===== Dataset content
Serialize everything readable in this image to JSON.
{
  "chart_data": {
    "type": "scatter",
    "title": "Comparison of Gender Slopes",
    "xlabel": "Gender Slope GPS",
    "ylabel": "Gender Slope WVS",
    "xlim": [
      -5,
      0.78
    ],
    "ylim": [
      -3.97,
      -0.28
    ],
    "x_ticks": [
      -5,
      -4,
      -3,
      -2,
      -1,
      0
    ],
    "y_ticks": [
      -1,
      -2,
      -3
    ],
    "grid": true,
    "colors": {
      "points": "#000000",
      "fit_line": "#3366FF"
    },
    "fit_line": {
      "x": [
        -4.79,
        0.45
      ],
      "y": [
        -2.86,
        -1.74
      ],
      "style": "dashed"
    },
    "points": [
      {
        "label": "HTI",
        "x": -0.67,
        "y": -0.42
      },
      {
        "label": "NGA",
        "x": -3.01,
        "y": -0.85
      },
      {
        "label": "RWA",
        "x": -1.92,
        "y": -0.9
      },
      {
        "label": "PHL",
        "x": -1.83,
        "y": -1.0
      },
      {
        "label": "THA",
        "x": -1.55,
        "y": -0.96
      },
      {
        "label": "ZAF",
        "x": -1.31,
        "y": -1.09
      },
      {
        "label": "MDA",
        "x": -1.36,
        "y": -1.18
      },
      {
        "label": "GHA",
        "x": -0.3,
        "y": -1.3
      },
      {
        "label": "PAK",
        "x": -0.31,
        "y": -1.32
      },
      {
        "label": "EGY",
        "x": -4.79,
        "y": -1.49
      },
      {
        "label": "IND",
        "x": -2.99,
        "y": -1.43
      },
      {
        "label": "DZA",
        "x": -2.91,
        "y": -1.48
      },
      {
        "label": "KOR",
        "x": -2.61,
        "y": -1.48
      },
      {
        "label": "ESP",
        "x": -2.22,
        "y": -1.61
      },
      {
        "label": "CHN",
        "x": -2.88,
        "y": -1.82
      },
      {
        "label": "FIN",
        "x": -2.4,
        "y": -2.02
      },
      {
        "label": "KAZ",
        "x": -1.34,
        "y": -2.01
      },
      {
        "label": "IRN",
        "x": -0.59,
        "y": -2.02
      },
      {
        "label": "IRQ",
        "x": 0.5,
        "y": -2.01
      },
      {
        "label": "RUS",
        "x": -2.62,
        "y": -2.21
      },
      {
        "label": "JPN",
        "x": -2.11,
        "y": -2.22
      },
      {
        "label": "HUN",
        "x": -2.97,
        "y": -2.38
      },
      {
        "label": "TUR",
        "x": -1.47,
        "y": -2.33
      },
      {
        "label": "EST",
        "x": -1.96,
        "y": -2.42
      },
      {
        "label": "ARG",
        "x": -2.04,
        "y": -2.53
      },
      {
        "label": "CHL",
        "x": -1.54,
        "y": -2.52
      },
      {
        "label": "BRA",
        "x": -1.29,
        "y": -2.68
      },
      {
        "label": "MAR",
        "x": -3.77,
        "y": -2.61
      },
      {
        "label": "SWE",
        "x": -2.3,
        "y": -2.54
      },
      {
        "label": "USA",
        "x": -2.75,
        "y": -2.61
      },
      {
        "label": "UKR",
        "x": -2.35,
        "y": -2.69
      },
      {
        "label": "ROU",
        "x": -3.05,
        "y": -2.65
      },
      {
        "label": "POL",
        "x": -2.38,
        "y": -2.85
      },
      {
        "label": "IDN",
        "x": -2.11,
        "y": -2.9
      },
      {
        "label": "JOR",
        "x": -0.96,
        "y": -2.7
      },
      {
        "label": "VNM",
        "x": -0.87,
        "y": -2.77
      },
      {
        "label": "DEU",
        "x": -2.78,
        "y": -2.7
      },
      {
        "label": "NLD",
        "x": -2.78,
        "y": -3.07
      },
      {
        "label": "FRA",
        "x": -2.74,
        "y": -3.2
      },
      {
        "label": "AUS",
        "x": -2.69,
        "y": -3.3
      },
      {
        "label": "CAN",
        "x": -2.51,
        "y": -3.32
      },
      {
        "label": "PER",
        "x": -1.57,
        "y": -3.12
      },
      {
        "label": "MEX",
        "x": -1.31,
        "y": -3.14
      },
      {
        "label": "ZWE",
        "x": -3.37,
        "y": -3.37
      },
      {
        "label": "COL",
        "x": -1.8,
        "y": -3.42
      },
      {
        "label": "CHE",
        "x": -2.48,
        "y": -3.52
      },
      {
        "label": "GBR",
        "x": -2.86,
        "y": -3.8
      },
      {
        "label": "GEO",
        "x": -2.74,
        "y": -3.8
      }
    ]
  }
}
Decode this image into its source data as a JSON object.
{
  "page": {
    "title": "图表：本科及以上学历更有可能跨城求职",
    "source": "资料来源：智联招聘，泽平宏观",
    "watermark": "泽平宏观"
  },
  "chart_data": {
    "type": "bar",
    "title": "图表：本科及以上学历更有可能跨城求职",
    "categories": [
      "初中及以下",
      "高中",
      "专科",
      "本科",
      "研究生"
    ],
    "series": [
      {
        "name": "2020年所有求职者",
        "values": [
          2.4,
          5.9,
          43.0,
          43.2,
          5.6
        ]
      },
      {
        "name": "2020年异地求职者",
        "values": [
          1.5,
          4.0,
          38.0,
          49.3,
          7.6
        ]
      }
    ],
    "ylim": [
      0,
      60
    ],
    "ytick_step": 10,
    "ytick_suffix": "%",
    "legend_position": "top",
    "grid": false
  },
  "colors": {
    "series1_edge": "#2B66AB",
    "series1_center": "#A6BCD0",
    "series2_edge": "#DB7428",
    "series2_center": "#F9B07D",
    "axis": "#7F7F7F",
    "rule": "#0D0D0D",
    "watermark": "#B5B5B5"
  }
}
==========
Tally up the lines in the preceding listing that contain the string "Gender". Respond with the number and nothing else.

3